• _Your instructions_
Search the records below for the word "ತರಗತ" and show every line where it occurs.
-------- Supplied data
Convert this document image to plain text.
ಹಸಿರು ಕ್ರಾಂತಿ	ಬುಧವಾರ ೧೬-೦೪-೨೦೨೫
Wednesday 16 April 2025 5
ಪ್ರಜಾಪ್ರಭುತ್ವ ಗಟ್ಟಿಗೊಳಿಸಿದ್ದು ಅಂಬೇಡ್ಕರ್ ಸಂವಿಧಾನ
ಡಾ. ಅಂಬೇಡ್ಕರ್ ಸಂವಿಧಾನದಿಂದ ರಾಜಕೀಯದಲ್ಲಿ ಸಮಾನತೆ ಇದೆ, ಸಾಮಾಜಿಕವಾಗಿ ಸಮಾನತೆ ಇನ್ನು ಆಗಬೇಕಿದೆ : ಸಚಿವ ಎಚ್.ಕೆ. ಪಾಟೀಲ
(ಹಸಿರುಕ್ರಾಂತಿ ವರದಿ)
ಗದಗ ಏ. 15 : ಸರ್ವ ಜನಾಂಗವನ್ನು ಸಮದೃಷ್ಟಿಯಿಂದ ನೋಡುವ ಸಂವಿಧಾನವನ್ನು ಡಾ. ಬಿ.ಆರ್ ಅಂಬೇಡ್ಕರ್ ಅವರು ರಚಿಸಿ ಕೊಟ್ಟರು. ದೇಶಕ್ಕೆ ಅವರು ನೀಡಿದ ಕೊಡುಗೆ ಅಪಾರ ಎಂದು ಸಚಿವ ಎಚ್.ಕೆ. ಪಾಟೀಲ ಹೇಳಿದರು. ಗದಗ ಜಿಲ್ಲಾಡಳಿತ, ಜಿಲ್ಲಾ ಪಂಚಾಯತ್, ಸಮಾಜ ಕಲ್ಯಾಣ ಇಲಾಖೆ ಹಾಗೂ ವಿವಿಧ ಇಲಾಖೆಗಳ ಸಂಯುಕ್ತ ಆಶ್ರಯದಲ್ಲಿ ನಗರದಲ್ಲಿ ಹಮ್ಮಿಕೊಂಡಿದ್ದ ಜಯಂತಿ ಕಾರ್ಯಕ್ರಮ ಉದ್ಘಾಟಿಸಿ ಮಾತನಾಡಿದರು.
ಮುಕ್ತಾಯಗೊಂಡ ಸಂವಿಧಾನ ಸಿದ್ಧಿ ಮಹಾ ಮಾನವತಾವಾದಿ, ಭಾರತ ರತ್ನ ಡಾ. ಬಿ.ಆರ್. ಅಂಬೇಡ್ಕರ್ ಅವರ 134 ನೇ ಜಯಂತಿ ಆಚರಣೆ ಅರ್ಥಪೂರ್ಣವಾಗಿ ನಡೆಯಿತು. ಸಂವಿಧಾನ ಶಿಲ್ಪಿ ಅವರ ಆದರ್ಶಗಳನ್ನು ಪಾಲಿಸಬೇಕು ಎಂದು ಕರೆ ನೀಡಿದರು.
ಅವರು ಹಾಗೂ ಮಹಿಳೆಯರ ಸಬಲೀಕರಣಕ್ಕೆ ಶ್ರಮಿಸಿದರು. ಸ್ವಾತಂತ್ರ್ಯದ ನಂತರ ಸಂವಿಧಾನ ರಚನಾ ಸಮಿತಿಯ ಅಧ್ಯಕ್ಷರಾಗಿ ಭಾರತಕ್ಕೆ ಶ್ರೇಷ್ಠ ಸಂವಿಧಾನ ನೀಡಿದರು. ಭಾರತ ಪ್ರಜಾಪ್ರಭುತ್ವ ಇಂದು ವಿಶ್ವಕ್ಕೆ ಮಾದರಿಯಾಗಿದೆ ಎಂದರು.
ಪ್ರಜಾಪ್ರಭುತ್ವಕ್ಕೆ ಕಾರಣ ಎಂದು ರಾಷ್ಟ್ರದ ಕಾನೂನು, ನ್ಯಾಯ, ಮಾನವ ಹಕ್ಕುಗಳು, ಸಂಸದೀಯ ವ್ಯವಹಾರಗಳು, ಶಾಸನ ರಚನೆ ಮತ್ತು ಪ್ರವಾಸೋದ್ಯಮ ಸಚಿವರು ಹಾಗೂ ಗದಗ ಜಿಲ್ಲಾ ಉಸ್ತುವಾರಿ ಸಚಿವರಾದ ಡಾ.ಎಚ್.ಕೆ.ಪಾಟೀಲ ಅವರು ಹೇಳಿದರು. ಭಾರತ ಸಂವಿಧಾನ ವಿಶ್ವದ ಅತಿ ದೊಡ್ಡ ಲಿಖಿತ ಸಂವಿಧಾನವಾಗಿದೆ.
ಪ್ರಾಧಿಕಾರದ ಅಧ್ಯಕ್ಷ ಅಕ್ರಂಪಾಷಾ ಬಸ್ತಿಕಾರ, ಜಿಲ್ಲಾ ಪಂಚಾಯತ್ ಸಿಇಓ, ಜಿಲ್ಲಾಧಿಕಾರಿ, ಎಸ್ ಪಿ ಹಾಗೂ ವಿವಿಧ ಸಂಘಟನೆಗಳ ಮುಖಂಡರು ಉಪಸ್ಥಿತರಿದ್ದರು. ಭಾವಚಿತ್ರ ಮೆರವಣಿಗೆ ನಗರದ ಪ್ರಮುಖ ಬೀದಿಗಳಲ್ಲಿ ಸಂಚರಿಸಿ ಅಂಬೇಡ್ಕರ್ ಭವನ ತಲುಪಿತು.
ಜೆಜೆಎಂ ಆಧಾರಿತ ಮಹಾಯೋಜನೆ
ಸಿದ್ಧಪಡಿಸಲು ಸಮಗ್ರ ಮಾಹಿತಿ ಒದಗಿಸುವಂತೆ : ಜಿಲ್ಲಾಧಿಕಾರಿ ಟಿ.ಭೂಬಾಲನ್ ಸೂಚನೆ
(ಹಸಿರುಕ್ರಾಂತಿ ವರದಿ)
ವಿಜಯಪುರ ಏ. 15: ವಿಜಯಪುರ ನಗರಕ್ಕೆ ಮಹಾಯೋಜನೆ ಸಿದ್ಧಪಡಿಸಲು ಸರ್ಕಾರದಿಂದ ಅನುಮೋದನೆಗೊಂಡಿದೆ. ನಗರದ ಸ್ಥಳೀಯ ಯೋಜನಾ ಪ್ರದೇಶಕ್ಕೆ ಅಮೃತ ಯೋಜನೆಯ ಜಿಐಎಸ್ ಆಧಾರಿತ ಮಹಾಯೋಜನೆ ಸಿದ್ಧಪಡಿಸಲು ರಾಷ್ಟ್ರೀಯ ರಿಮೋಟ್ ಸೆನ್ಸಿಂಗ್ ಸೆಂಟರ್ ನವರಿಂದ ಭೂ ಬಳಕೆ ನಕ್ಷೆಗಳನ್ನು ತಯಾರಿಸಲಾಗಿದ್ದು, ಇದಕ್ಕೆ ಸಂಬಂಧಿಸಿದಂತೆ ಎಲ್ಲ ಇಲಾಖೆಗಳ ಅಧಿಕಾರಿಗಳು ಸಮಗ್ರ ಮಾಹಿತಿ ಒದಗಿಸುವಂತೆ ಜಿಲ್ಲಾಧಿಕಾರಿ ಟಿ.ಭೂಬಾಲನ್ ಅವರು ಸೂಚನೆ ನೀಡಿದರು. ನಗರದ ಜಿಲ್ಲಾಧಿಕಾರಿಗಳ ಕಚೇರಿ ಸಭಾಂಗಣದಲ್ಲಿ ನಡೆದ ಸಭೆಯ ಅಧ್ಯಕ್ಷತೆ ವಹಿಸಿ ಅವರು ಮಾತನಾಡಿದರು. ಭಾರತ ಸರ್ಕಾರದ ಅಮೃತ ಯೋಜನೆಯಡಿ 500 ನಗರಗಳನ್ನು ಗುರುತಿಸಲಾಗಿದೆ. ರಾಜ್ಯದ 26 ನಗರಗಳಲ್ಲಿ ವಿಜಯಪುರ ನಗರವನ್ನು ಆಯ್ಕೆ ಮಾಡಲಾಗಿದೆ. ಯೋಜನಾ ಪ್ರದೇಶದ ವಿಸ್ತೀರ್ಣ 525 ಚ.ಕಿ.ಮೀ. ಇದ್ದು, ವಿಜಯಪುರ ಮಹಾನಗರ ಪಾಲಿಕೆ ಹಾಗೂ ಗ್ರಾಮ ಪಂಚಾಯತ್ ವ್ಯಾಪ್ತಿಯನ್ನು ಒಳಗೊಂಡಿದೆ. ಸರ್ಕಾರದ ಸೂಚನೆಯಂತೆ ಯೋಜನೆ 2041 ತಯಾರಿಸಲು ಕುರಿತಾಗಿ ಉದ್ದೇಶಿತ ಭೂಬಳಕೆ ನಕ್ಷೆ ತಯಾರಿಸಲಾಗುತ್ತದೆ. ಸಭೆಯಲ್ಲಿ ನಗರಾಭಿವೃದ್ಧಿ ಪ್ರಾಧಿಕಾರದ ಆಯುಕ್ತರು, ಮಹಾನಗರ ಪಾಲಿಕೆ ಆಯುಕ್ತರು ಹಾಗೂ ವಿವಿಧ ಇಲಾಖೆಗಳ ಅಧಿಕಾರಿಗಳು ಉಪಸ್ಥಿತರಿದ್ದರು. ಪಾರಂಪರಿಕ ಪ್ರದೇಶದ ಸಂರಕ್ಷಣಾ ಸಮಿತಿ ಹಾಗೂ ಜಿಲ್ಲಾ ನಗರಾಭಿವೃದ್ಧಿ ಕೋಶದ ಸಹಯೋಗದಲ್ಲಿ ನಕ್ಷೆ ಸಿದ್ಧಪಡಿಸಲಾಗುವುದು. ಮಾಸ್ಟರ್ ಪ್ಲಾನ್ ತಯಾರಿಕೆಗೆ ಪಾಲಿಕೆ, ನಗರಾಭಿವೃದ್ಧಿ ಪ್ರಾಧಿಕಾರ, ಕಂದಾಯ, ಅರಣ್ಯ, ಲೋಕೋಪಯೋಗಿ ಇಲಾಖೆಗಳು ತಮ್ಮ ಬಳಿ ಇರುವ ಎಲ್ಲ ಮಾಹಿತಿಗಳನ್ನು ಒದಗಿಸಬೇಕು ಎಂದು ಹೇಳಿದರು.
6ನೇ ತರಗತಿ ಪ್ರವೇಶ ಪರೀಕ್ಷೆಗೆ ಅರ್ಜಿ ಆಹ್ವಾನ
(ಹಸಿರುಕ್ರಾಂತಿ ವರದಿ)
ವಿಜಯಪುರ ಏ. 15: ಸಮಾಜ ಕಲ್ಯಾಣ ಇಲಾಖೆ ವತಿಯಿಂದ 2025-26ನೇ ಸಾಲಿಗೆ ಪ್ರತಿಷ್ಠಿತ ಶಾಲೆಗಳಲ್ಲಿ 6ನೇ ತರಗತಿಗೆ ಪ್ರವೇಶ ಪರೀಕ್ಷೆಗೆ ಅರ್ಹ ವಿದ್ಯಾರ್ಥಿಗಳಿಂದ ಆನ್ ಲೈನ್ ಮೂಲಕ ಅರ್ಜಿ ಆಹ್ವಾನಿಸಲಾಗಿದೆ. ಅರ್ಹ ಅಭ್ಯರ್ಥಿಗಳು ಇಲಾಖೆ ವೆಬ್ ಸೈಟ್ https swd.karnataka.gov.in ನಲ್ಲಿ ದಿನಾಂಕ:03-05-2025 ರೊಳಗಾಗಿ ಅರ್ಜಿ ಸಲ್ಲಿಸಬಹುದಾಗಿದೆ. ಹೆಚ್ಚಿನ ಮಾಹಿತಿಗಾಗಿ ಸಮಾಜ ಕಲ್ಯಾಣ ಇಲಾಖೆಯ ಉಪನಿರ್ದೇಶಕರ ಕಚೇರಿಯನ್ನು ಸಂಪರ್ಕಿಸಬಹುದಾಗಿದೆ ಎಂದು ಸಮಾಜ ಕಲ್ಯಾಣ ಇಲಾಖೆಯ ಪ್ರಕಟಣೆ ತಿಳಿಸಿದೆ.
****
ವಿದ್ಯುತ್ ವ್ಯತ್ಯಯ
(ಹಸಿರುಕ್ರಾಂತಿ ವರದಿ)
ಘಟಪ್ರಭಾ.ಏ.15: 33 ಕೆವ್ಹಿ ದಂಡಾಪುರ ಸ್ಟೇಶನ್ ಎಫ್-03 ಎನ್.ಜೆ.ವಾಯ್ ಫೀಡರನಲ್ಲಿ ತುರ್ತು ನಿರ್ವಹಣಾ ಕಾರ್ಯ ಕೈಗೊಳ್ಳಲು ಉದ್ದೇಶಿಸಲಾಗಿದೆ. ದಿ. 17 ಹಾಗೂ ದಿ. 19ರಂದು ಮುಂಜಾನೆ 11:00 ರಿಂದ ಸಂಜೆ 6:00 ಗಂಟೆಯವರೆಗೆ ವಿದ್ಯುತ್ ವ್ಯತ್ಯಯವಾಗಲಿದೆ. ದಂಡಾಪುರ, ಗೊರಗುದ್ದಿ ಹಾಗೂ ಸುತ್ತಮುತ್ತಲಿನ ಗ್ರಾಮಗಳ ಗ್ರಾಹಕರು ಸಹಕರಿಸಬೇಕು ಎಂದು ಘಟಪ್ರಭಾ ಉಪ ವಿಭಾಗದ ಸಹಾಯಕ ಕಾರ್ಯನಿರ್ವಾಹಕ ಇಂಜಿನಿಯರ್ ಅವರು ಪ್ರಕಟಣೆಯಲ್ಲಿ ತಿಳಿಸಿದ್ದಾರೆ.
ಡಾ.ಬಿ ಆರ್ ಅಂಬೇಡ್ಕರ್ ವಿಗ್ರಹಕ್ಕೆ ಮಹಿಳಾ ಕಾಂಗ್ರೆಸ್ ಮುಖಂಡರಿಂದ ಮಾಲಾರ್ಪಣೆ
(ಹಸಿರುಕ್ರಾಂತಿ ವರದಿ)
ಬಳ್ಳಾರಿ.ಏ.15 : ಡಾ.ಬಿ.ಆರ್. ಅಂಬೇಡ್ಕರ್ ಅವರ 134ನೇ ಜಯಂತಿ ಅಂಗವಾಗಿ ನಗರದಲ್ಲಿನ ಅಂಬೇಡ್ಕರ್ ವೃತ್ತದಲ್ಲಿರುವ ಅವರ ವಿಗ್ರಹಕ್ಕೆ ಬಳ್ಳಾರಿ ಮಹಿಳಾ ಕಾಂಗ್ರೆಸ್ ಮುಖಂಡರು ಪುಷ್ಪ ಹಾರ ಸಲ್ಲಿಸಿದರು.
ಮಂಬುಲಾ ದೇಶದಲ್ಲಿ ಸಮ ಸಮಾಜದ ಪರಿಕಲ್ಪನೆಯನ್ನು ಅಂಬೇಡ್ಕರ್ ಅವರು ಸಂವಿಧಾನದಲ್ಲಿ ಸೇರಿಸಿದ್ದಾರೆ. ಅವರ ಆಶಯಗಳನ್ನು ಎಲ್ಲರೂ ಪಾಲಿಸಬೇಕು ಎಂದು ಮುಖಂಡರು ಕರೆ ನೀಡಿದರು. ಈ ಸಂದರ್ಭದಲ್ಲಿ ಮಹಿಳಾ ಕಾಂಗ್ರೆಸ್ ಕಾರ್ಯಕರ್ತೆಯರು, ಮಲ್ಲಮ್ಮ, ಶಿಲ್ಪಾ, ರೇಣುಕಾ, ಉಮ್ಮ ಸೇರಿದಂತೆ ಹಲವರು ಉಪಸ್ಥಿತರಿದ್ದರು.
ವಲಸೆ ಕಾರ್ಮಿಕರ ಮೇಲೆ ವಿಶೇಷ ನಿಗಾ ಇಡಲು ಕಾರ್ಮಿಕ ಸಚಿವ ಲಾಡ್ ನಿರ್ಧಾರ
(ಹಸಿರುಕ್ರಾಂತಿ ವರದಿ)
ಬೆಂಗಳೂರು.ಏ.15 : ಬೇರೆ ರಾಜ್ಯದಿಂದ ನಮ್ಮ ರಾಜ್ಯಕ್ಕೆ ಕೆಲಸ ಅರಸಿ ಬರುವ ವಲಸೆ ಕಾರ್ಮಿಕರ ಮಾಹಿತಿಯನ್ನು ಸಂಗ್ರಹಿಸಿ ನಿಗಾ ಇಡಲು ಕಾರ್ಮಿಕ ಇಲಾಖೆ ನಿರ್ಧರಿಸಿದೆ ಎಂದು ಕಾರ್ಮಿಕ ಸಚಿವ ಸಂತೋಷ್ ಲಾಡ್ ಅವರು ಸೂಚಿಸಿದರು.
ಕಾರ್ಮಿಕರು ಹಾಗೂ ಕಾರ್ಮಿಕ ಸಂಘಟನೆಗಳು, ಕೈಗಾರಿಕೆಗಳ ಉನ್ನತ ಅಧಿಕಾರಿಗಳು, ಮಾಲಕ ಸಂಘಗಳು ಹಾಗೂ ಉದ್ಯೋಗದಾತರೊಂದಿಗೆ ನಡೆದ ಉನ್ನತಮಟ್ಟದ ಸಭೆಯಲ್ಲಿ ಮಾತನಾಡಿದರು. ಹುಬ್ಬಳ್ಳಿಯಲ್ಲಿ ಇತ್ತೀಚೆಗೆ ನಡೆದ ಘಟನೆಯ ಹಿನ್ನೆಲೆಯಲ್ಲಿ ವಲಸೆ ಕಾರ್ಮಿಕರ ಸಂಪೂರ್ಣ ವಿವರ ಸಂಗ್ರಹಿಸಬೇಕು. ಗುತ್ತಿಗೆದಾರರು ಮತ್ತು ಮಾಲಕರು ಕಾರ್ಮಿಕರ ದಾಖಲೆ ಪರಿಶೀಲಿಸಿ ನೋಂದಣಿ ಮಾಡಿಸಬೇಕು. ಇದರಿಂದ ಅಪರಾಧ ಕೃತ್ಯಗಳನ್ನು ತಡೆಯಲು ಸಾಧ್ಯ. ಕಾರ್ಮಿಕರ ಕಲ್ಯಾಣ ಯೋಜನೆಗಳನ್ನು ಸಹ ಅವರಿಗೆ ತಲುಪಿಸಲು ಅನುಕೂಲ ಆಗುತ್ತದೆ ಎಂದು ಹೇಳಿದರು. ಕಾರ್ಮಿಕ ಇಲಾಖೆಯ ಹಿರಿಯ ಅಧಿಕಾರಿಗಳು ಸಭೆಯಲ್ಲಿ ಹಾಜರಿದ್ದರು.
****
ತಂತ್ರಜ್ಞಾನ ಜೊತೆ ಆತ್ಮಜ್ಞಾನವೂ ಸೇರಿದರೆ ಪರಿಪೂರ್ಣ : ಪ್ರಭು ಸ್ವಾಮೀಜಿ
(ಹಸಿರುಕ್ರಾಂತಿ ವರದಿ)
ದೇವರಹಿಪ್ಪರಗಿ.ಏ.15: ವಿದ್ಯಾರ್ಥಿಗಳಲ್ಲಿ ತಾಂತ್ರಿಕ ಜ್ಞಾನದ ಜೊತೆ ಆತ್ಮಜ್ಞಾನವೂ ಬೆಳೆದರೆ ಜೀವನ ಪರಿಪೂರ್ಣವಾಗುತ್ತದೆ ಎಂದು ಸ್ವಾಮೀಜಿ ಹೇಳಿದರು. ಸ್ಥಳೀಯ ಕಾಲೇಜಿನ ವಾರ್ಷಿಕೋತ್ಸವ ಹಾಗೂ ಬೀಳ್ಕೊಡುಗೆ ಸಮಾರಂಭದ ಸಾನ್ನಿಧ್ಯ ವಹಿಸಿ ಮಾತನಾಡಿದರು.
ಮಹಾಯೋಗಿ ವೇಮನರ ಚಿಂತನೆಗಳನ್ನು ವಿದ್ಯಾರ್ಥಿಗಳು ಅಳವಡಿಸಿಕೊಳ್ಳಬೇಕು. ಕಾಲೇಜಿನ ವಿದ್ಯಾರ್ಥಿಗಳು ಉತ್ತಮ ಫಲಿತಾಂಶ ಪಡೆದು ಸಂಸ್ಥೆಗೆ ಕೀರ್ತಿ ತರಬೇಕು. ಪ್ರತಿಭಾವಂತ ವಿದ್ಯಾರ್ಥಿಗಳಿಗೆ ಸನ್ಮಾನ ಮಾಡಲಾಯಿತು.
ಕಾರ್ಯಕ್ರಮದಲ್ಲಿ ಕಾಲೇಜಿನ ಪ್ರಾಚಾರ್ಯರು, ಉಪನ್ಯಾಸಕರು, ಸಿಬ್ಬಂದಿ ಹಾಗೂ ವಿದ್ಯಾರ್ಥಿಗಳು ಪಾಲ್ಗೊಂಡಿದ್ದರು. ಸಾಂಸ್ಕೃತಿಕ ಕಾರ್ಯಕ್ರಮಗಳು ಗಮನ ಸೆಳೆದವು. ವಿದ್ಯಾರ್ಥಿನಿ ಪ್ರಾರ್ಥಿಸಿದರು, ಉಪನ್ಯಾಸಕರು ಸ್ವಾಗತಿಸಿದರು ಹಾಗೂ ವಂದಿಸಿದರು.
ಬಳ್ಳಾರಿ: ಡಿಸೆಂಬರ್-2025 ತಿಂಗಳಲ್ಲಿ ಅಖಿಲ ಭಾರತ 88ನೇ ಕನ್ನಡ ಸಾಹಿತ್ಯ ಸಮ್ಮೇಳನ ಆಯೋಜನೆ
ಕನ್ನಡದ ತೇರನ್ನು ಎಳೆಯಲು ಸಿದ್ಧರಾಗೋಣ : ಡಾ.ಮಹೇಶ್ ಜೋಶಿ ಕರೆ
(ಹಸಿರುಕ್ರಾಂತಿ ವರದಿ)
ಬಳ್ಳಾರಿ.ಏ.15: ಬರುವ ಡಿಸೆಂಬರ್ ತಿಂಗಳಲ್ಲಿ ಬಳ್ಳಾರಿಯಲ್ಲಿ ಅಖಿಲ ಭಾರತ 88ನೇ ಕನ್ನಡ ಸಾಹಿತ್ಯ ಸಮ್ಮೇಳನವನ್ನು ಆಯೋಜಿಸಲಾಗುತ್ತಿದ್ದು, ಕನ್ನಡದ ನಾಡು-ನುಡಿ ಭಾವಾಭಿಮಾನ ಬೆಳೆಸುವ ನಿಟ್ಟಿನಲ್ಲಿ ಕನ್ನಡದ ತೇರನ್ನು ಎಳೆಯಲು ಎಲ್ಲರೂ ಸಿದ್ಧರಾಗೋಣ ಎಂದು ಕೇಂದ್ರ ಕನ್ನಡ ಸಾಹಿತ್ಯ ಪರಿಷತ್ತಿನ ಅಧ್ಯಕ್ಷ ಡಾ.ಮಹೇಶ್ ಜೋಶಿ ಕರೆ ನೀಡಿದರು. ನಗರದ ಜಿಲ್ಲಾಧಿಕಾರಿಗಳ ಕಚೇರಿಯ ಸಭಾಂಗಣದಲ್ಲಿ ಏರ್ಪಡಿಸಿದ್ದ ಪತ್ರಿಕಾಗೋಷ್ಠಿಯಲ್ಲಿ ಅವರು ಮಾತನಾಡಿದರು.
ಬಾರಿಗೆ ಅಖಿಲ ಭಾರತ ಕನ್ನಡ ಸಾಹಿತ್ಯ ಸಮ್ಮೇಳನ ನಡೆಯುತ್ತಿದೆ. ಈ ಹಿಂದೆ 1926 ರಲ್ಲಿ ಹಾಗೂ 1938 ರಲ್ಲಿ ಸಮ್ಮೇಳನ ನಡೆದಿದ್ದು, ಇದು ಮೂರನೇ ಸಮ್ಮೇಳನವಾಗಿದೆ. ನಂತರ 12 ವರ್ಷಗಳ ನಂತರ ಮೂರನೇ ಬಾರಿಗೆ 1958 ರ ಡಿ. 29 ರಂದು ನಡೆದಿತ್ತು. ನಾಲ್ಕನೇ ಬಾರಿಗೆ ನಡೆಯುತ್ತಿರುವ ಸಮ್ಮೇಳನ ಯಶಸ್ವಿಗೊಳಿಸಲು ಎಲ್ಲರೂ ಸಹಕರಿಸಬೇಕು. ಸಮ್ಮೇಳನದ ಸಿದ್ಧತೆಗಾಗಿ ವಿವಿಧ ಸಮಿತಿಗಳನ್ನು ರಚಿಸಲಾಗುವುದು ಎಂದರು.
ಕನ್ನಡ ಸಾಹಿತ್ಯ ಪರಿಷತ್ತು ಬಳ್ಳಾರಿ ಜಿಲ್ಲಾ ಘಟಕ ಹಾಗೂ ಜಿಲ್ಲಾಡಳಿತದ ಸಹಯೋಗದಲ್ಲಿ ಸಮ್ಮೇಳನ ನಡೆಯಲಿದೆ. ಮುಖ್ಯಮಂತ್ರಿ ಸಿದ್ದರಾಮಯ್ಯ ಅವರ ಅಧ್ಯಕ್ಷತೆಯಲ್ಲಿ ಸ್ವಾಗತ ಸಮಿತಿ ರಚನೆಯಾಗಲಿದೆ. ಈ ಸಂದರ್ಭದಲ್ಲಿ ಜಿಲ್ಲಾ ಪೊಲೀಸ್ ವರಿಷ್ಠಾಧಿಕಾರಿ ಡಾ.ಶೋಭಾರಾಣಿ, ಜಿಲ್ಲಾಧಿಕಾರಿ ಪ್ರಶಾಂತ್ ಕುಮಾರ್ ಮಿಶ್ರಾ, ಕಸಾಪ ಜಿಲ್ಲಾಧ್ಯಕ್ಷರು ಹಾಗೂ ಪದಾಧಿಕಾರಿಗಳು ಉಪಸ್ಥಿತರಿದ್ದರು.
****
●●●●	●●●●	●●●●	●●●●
----------------
• _Exercise solution_
6ನೇ ತರಗತಿ ಪ್ರವೇಶ ಪರೀಕ್ಷೆಗೆ ಅರ್ಜಿ ಆಹ್ವಾನ
ವಿಜಯಪುರ ಏ. 15: ಸಮಾಜ ಕಲ್ಯಾಣ ಇಲಾಖೆ ವತಿಯಿಂದ 2025-26ನೇ ಸಾಲಿಗೆ ಪ್ರತಿಷ್ಠಿತ ಶಾಲೆಗಳಲ್ಲಿ 6ನೇ ತರಗತಿಗೆ ಪ್ರವೇಶ ಪರೀಕ್ಷೆಗೆ ಅರ್ಹ ವಿದ್ಯಾರ್ಥಿಗಳಿಂದ ಆನ್ ಲೈನ್ ಮೂಲಕ ಅರ್ಜಿ ಆಹ್ವಾನಿಸಲಾಗಿದೆ. ಅರ್ಹ ಅಭ್ಯರ್ಥಿಗಳು ಇಲಾಖೆ ವೆಬ್ ಸೈಟ್ https swd.karnataka.gov.in ನಲ್ಲಿ ದಿನಾಂಕ:03-05-2025 ರೊಳಗಾಗಿ ಅರ್ಜಿ ಸಲ್ಲಿಸಬಹುದಾಗಿದೆ. ಹೆಚ್ಚಿನ ಮಾಹಿತಿಗಾಗಿ ಸಮಾಜ ಕಲ್ಯಾಣ ಇಲಾಖೆಯ ಉಪನಿರ್ದೇಶಕರ ಕಚೇರಿಯನ್ನು ಸಂಪರ್ಕಿಸಬಹುದಾಗಿದೆ ಎಂದು ಸಮಾಜ ಕಲ್ಯಾಣ ಇಲಾಖೆಯ ಪ್ರಕಟಣೆ ತಿಳಿಸಿದೆ.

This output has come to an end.